[start of Data entries]

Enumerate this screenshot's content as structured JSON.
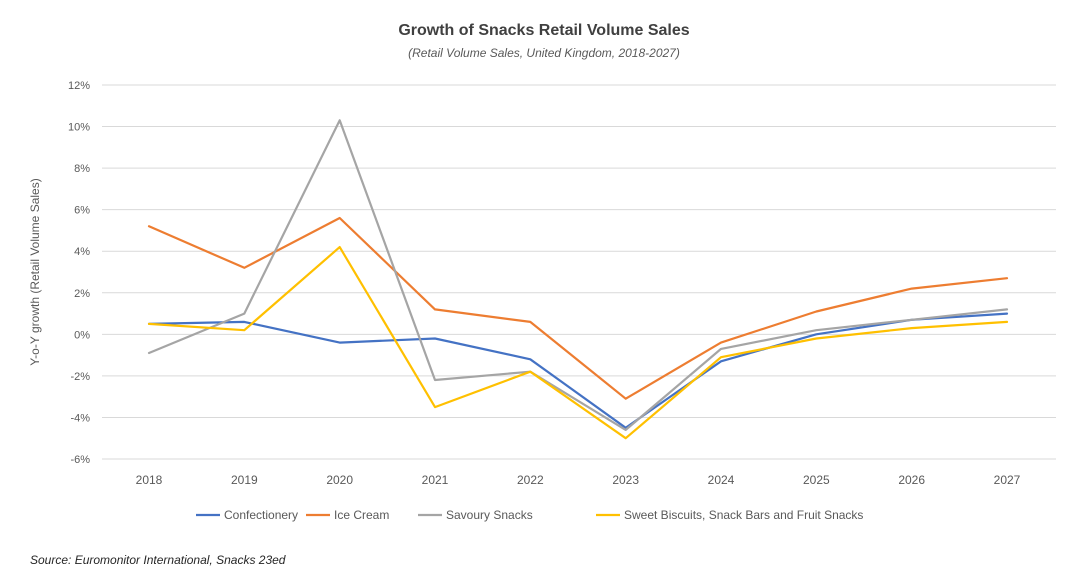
{
  "chart_data": {
    "type": "line",
    "title": "Growth of Snacks Retail Volume Sales",
    "subtitle": "(Retail Volume Sales, United Kingdom, 2018-2027)",
    "xlabel": "",
    "ylabel": "Y-o-Y growth (Retail Volume Sales)",
    "ylim": [
      -6,
      12
    ],
    "yticks": [
      -6,
      -4,
      -2,
      0,
      2,
      4,
      6,
      8,
      10,
      12
    ],
    "ytick_labels": [
      "-6%",
      "-4%",
      "-2%",
      "0%",
      "2%",
      "4%",
      "6%",
      "8%",
      "10%",
      "12%"
    ],
    "categories": [
      "2018",
      "2019",
      "2020",
      "2021",
      "2022",
      "2023",
      "2024",
      "2025",
      "2026",
      "2027"
    ],
    "grid": "horizontal",
    "legend_position": "bottom",
    "series": [
      {
        "name": "Confectionery",
        "color": "#4472C4",
        "values": [
          0.5,
          0.6,
          -0.4,
          -0.2,
          -1.2,
          -4.5,
          -1.3,
          0.0,
          0.7,
          1.0
        ]
      },
      {
        "name": "Ice Cream",
        "color": "#ED7D31",
        "values": [
          5.2,
          3.2,
          5.6,
          1.2,
          0.6,
          -3.1,
          -0.4,
          1.1,
          2.2,
          2.7
        ]
      },
      {
        "name": "Savoury Snacks",
        "color": "#A5A5A5",
        "values": [
          -0.9,
          1.0,
          10.3,
          -2.2,
          -1.8,
          -4.6,
          -0.7,
          0.2,
          0.7,
          1.2
        ]
      },
      {
        "name": "Sweet Biscuits, Snack Bars and Fruit Snacks",
        "color": "#FFC000",
        "values": [
          0.5,
          0.2,
          4.2,
          -3.5,
          -1.8,
          -5.0,
          -1.1,
          -0.2,
          0.3,
          0.6
        ]
      }
    ]
  },
  "source": "Source: Euromonitor International, Snacks 23ed"
}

[end of Data entries]

● Task details
In the entries above, count every line containing the word "name". Write only the total.

● Result
4